[Material shown]
┄┄┄┄┄┄┄┄┄┄┄┄┄┄┄┄┄┄┄┄

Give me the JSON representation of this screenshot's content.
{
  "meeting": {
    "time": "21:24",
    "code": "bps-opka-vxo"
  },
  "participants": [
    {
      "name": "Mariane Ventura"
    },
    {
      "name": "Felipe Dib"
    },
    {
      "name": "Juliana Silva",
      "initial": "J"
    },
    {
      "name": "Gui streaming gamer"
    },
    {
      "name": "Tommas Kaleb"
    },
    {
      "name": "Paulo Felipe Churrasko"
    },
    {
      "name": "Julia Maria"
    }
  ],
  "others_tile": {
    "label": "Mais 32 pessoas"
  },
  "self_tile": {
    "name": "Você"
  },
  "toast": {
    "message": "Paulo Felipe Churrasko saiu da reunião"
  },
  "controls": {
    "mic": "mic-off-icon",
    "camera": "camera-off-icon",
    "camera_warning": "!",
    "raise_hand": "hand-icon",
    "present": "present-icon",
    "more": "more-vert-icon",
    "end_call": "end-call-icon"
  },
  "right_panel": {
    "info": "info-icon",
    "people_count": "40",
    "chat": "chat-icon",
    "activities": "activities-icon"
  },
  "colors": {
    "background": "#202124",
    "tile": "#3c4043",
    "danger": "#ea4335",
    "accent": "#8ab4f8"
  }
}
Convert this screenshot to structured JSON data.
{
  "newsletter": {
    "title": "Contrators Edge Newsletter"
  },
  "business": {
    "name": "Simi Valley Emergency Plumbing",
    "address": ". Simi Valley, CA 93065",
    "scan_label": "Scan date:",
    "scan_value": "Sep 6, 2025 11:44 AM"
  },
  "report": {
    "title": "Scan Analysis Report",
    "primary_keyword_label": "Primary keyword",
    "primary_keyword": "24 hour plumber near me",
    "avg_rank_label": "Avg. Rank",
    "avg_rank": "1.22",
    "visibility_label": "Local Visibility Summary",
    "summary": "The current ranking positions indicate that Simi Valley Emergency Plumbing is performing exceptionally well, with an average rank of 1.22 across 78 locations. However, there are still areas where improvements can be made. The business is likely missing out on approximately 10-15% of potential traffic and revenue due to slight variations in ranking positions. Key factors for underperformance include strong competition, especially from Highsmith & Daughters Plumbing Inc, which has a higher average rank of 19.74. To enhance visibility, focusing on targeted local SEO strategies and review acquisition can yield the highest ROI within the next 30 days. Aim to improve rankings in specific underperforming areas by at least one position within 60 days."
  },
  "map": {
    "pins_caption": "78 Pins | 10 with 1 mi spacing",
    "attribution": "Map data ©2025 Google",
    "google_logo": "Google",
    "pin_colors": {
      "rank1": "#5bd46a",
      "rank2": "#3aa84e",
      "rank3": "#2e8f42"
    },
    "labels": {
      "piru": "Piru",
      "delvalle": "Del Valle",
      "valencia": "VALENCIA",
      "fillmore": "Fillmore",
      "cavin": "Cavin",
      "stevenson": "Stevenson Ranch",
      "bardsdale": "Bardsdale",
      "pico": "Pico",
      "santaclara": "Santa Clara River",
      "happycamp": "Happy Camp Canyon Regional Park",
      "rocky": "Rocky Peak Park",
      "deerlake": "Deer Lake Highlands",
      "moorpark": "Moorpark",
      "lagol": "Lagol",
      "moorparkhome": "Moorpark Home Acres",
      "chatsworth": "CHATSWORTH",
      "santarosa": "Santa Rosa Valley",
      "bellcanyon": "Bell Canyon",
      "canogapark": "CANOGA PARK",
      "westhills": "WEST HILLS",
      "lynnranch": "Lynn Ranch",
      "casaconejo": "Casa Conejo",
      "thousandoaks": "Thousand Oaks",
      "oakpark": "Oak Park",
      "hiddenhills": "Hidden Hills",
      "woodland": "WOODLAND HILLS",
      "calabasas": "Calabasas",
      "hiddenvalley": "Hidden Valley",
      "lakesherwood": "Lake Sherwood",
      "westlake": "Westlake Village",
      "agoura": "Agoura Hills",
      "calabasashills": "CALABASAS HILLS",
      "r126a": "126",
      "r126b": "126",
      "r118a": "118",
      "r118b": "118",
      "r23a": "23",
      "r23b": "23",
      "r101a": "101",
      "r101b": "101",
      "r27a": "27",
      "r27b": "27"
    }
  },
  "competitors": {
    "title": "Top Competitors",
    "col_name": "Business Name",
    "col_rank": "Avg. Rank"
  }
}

┄┄┄┄┄┄┄┄┄┄┄┄┄┄┄┄┄┄┄┄

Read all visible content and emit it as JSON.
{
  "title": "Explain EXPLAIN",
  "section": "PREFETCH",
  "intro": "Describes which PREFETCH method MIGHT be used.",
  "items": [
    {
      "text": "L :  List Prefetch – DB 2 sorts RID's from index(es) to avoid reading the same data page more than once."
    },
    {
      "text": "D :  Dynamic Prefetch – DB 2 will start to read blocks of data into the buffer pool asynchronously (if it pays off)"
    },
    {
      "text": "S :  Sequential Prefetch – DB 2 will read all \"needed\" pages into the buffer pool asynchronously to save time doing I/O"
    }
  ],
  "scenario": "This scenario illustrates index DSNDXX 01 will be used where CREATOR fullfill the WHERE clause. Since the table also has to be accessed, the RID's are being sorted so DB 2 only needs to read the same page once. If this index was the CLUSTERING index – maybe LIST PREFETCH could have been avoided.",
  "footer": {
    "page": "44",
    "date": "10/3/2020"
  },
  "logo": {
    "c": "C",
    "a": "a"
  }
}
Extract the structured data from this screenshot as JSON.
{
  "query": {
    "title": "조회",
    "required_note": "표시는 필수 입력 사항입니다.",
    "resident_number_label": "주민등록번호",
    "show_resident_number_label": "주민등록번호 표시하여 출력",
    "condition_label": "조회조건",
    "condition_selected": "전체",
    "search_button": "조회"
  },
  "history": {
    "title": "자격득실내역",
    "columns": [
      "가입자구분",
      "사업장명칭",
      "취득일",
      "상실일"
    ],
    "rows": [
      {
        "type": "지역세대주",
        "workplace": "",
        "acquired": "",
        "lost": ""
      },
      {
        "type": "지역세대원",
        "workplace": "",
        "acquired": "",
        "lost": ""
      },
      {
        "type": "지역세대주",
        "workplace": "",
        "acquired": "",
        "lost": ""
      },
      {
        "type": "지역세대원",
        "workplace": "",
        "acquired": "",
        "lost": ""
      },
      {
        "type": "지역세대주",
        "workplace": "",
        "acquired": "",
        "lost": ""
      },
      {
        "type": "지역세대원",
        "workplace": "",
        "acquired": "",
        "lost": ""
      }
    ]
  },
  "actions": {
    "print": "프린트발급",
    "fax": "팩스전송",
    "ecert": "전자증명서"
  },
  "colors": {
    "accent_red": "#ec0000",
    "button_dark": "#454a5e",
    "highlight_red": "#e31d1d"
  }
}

┄┄┄┄┄┄┄┄┄┄┄┄┄┄┄┄┄┄┄┄

[Given instruction] Search the data above for lines holding "icon" and copy each of them.

[Output of the exercise]
    "mic": "mic-off-icon",
    "camera": "camera-off-icon",
    "raise_hand": "hand-icon",
    "present": "present-icon",
    "more": "more-vert-icon",
    "end_call": "end-call-icon"
    "info": "info-icon",
    "chat": "chat-icon",
    "activities": "activities-icon"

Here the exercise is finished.